TEXTO DE ORIGEM:
Além do elo com esses males, há a face mais assustadora da depressão, o suicídio. “Se espera que ele aumente depois da pandemia, embora agora pareça ter diminuído, talvez pelo fato de as pessoas estarem mais próximas da família”, raciocina Karen.

Em 2020, a farmacêutica Janssen lançou, ao lado de outras entidades, o movimento “Falar Inspira Vida”, que prega uma mudança no tom da conversa sobre depressão. “Existe ainda quem nega a existência de doenças mentais e, assim, não busca ajuda”, lembra Silva. O alvo da campanha é justamente erradicar esses estigmas, que atrapalham a chegada do socorro a quem mais necessita.

“As pessoas escutam que é exagero, frescura, que devem se levantar e fazer escolhas melhores, e isso acontece por falta de informação”, aponta Ines. “Mas, assim como uma perna quebrada requer tratamento, a depressão também exige”, reforça a psicóloga. “Vemos uma resistência do próprio indivíduo, que pensa que é forte, não precisa de remédios ou terapia, mas essa atitude colabora para que o quadro evolua de um estágio inicial, facilmente revertido, para uma situação muito mais difícil de tratar”, analisa Lacerda.

Alguns grupos sofrem mais em silêncio. Os homens, que geralmente têm dificuldades em aceitar a condição e o apoio, e acabam combatendo a dor com bebida alcoólica ou se envolvendo em episódios de violência, o que só piora a situação. Depois, quem está mais vulnerável do ponto de vista socioeconômico. “Há uma ideia disseminada de que o pobre não tem tempo para ter depressão, e isso não poderia ser menos verdade, porque você vê um número enorme de pessoas miseráveis trabalhando em condições precárias e adoecendo”, observa a psicóloga Leila Tardivo, da USP.

Mas como falar em tratamentos de ponta quando tanta gente está perdendo emprego, moradia e as próprias perspectivas de futuro? O que não quer dizer que os mais abonados não podem sofrer, é claro. Está aí, aliás, outro mito a ser superado, o de que os bem-sucedidos, na empresa, na TV ou nas redes sociais, não têm motivos para sofrer de depressão. “Quantos famosos se suicidam ou morrem por outras causas porque estão infelizes?”, questiona Amarante.

No fundo, talvez essa pandemia dupla, de Covid-19 e depressão, seja uma oportunidade de ressignificar nossas dores, indo além do resultado, que é o diagnóstico, para as causas, que são múltiplas e fatalmente ligadas à sociedade que construímos e compartilhamos.

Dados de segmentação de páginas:
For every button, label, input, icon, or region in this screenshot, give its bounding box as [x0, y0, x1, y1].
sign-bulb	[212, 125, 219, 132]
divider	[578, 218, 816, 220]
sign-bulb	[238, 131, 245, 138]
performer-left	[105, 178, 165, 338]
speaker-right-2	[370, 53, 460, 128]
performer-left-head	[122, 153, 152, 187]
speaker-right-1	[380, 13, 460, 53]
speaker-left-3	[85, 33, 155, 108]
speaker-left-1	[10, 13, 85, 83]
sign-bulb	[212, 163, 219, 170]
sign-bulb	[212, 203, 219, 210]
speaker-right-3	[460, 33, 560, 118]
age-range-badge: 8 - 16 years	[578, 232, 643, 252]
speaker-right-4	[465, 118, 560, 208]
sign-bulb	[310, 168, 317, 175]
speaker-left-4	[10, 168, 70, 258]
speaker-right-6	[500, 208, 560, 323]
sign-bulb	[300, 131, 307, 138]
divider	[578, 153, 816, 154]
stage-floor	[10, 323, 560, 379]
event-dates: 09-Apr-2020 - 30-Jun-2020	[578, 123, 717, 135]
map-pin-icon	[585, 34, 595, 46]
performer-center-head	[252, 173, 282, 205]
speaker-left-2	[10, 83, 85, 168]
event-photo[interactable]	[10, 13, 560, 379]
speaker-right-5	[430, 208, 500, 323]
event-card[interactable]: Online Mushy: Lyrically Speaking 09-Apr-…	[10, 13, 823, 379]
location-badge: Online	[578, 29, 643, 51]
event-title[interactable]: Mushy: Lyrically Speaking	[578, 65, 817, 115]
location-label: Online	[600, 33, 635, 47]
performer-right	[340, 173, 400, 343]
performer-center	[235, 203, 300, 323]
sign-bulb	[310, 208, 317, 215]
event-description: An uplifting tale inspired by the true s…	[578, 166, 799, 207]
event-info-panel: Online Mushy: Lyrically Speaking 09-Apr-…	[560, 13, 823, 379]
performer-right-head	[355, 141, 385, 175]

TAREFA: Transcreva literalmente o trecho do texto sobre depressão que vai de "Em 2020, a farmacêutica" até "quem mais necessita.", incluindo ambos. Os registros não têm nenhuma relação com esta atividade.

RESPOSTA:
Em 2020, a farmacêutica Janssen lançou, ao lado de outras entidades, o movimento “Falar Inspira Vida”, que prega uma mudança no tom da conversa sobre depressão. “Existe ainda quem nega a existência de doenças mentais e, assim, não busca ajuda”, lembra Silva. O alvo da campanha é justamente erradicar esses estigmas, que atrapalham a chegada do socorro a quem mais necessita.